━━ DATA LINES ━━

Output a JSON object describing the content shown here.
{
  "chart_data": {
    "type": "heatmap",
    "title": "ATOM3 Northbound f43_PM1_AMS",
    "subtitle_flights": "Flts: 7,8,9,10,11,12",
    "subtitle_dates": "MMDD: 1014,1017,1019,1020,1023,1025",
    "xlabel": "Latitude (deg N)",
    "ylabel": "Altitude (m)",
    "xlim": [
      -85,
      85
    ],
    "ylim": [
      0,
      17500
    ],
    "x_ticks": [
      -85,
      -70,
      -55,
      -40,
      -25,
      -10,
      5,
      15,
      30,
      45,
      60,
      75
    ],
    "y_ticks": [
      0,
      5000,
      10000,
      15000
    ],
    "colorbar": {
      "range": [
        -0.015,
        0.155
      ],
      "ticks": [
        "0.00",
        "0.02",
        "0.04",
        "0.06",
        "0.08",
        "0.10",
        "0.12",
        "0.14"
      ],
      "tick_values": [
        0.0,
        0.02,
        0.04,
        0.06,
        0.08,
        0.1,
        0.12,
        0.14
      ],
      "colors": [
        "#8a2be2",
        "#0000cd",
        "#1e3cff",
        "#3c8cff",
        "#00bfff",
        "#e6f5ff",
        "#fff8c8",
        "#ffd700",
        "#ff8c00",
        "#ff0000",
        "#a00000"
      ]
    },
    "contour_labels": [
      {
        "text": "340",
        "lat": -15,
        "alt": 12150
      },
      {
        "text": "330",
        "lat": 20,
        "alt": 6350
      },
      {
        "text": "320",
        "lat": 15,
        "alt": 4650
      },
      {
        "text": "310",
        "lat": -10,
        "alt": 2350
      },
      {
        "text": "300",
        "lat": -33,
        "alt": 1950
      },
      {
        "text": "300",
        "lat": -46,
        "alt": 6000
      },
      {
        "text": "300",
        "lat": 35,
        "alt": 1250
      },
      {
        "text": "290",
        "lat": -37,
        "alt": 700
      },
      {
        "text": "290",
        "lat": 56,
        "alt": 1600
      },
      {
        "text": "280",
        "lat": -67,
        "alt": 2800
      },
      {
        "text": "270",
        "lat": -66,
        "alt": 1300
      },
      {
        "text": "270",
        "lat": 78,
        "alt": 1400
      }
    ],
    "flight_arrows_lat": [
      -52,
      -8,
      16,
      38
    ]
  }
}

━━━

EXERCISE DIRECTIONS: Faithfully copy every entry, leaving nothing out.

OUTPUT:
Output a JSON object describing the content shown here.
{
  "chart_data": {
    "type": "heatmap",
    "title": "ATOM3 Northbound f43_PM1_AMS",
    "subtitle_flights": "Flts: 7,8,9,10,11,12",
    "subtitle_dates": "MMDD: 1014,1017,1019,1020,1023,1025",
    "xlabel": "Latitude (deg N)",
    "ylabel": "Altitude (m)",
    "xlim": [
      -85,
      85
    ],
    "ylim": [
      0,
      17500
    ],
    "x_ticks": [
      -85,
      -70,
      -55,
      -40,
      -25,
      -10,
      5,
      15,
      30,
      45,
      60,
      75
    ],
    "y_ticks": [
      0,
      5000,
      10000,
      15000
    ],
    "colorbar": {
      "range": [
        -0.015,
        0.155
      ],
      "ticks": [
        "0.00",
        "0.02",
        "0.04",
        "0.06",
        "0.08",
        "0.10",
        "0.12",
        "0.14"
      ],
      "tick_values": [
        0.0,
        0.02,
        0.04,
        0.06,
        0.08,
        0.1,
        0.12,
        0.14
      ],
      "colors": [
        "#8a2be2",
        "#0000cd",
        "#1e3cff",
        "#3c8cff",
        "#00bfff",
        "#e6f5ff",
        "#fff8c8",
        "#ffd700",
        "#ff8c00",
        "#ff0000",
        "#a00000"
      ]
    },
    "contour_labels": [
      {
        "text": "340",
        "lat": -15,
        "alt": 12150
      },
      {
        "text": "330",
        "lat": 20,
        "alt": 6350
      },
      {
        "text": "320",
        "lat": 15,
        "alt": 4650
      },
      {
        "text": "310",
        "lat": -10,
        "alt": 2350
      },
      {
        "text": "300",
        "lat": -33,
        "alt": 1950
      },
      {
        "text": "300",
        "lat": -46,
        "alt": 6000
      },
      {
        "text": "300",
        "lat": 35,
        "alt": 1250
      },
      {
        "text": "290",
        "lat": -37,
        "alt": 700
      },
      {
        "text": "290",
        "lat": 56,
        "alt": 1600
      },
      {
        "text": "280",
        "lat": -67,
        "alt": 2800
      },
      {
        "text": "270",
        "lat": -66,
        "alt": 1300
      },
      {
        "text": "270",
        "lat": 78,
        "alt": 1400
      }
    ],
    "flight_arrows_lat": [
      -52,
      -8,
      16,
      38
    ]
  }
}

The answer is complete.